◆ Recorded data ◆
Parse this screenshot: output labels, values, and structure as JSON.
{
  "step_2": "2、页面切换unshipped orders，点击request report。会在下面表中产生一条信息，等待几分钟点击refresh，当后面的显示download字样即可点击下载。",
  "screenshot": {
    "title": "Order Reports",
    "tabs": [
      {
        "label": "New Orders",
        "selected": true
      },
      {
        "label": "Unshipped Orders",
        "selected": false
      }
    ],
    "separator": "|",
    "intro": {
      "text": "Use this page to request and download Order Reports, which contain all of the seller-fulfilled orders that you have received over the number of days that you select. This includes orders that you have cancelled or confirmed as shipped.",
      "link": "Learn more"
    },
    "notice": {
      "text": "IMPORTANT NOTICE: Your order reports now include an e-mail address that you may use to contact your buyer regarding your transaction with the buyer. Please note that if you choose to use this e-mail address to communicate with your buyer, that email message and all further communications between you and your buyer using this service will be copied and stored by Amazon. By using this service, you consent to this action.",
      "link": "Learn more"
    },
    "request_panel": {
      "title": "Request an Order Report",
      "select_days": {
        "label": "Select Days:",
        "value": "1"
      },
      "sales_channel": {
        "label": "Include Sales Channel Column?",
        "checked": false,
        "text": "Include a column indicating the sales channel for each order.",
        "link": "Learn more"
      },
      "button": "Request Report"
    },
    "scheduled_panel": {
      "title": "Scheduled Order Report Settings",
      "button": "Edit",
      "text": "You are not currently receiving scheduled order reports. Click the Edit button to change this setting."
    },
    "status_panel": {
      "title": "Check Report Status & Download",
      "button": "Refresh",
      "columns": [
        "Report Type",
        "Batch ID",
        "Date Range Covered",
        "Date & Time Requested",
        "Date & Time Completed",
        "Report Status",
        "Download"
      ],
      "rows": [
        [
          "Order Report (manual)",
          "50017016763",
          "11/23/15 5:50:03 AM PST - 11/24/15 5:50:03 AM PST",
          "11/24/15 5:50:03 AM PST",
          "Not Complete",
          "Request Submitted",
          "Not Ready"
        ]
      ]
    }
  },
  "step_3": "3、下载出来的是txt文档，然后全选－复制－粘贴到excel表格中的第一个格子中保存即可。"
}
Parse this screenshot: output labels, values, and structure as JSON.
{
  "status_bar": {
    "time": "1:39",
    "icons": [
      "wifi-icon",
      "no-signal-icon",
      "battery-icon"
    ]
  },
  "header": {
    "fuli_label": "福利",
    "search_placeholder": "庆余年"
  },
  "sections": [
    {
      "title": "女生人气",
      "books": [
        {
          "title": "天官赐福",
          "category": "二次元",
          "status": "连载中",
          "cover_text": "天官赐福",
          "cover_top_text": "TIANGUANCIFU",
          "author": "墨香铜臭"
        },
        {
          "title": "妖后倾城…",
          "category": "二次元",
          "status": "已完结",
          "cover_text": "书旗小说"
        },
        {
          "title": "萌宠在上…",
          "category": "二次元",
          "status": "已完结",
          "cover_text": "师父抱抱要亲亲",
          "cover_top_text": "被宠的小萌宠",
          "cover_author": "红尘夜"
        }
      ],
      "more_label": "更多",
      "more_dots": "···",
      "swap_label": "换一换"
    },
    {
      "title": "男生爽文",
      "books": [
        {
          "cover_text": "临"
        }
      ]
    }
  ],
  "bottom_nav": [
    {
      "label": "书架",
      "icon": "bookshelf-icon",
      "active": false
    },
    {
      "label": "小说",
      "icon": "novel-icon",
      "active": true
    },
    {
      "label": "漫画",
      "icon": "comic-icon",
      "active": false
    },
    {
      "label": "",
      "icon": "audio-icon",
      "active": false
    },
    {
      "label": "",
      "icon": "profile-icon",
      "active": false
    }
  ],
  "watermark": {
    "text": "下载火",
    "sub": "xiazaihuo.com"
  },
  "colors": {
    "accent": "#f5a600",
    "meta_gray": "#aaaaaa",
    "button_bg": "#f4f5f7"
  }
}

◆ Description of the task ◆
Which lines contain "that"? Copy each of them.

◆ Task answer ◆
      "text": "Use this page to request and download Order Reports, which contain all of the seller-fulfilled orders that you have received over the number of days that you select. This includes orders that you have cancelled or confirmed as shipped.",
      "text": "IMPORTANT NOTICE: Your order reports now include an e-mail address that you may use to contact your buyer regarding your transaction with the buyer. Please note that if you choose to use this e-mail address to communicate with your buyer, that email message and all further communications between you and your buyer using this service will be copied and stored by Amazon. By using this service, you consent to this action.",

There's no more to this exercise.